Collect all the lines that mention the word "органами".

Collection entries
^^^^^^^^^^^^^^^^
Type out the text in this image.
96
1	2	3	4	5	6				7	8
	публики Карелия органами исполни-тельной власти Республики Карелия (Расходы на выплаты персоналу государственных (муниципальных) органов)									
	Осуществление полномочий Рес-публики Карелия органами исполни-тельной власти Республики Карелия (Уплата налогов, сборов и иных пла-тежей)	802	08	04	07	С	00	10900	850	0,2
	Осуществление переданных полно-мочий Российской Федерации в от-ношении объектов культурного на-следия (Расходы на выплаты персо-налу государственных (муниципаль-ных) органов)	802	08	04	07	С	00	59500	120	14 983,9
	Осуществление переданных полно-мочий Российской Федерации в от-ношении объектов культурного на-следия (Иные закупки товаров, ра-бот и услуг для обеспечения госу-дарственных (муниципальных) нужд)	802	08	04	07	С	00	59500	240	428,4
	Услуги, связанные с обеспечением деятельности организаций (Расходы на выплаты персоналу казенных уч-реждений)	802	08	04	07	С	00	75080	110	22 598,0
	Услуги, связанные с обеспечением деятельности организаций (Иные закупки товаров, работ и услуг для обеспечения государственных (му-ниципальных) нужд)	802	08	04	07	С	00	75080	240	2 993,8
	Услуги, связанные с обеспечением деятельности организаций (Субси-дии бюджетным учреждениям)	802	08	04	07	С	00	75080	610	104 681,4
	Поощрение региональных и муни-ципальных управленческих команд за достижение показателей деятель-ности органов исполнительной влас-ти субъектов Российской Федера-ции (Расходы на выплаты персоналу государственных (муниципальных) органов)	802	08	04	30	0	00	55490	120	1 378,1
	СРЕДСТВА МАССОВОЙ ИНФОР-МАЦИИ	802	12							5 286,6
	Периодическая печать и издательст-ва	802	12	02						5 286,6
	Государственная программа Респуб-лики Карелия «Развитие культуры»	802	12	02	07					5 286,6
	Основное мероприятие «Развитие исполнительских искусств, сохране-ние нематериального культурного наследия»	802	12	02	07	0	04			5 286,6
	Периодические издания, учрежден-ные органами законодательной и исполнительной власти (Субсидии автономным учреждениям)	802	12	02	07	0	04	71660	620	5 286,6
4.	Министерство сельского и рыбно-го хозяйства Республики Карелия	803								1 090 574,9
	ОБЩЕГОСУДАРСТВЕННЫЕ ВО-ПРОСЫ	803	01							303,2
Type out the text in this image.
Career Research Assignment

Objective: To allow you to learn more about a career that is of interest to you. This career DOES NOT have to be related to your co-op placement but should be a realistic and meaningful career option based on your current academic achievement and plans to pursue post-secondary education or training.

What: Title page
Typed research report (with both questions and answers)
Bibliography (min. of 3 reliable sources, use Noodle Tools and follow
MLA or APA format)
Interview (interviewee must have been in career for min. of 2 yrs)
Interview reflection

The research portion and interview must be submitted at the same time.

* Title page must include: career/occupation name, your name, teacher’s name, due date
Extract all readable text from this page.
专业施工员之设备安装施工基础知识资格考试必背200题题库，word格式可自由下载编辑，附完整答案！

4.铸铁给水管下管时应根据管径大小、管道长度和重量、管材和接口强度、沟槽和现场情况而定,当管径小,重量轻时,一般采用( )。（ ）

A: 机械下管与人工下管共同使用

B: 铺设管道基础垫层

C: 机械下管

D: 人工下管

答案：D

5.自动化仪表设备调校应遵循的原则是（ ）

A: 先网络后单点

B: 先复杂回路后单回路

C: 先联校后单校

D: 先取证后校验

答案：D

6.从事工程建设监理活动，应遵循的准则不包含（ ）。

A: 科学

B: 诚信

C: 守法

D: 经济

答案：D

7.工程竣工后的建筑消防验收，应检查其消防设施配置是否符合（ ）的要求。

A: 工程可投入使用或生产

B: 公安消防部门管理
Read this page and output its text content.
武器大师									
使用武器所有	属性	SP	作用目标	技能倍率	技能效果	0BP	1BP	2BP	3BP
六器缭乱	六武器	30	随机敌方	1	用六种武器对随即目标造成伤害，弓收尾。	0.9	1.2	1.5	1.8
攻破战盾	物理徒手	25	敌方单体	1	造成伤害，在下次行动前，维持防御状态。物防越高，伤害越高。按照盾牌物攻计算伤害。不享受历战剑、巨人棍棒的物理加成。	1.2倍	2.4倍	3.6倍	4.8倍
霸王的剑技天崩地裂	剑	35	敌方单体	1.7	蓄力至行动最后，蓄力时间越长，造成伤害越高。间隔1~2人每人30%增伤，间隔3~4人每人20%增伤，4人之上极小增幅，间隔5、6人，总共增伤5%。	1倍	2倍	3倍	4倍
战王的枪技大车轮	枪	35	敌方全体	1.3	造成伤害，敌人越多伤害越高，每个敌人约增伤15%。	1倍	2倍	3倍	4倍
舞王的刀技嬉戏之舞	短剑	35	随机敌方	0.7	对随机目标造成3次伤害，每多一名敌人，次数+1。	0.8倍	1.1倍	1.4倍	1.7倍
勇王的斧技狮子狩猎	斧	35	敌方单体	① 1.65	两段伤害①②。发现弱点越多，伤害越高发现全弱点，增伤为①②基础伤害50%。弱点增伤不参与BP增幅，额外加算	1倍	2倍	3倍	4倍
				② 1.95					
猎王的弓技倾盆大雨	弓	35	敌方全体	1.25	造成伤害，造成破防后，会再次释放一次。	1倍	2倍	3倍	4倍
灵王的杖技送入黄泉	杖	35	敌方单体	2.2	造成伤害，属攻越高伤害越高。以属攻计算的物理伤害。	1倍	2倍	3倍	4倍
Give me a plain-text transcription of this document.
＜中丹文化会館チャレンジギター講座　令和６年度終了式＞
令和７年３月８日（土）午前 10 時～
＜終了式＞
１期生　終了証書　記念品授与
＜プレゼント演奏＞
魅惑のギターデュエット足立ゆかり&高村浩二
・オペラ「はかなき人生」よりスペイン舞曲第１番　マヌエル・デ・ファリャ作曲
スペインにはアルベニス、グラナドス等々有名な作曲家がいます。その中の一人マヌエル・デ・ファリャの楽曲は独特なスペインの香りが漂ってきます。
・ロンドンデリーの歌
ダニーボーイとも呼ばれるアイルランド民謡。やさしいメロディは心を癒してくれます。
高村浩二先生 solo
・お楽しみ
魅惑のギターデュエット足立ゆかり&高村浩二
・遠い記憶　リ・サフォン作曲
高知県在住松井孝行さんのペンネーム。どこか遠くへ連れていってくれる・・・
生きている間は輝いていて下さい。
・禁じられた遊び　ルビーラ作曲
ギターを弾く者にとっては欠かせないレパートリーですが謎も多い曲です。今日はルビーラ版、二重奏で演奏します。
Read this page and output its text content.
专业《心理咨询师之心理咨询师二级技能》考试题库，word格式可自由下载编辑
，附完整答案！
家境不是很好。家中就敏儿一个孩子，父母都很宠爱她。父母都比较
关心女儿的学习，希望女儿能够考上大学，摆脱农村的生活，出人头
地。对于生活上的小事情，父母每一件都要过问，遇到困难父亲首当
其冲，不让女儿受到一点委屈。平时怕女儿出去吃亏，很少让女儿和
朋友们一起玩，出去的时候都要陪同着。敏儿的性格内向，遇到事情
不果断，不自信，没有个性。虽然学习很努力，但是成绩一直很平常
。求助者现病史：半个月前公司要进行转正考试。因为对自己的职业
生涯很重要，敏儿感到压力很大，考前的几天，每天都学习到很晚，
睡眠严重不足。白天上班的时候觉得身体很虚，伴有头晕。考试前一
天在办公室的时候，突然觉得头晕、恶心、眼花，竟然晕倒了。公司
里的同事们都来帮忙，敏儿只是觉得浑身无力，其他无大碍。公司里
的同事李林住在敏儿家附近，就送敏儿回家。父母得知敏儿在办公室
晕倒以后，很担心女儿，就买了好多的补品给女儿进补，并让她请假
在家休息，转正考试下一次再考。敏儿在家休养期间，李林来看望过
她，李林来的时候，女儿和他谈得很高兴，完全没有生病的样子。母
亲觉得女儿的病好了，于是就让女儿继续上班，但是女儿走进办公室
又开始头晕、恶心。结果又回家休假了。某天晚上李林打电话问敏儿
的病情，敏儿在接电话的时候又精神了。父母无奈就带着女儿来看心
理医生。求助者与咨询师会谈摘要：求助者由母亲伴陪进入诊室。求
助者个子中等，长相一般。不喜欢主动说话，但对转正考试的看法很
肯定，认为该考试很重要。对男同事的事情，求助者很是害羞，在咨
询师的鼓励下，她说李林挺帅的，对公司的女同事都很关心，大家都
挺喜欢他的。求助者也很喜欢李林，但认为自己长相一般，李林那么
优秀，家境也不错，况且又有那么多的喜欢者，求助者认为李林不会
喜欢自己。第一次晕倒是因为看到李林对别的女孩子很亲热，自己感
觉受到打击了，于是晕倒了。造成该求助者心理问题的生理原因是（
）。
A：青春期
^^^^^^^^^^^^^^^^
→ **RESPONSE TO THIS TASK**:
	публики Карелия органами исполни-тельной власти Республики Карелия (Расходы на выплаты персоналу государственных (муниципальных) органов)									
	Осуществление полномочий Рес-публики Карелия органами исполни-тельной власти Республики Карелия (Уплата налогов, сборов и иных пла-тежей)	802	08	04	07	С	00	10900	850	0,2
	Периодические издания, учрежден-ные органами законодательной и исполнительной власти (Субсидии автономным учреждениям)	802	12	02	07	0	04	71660	620	5 286,6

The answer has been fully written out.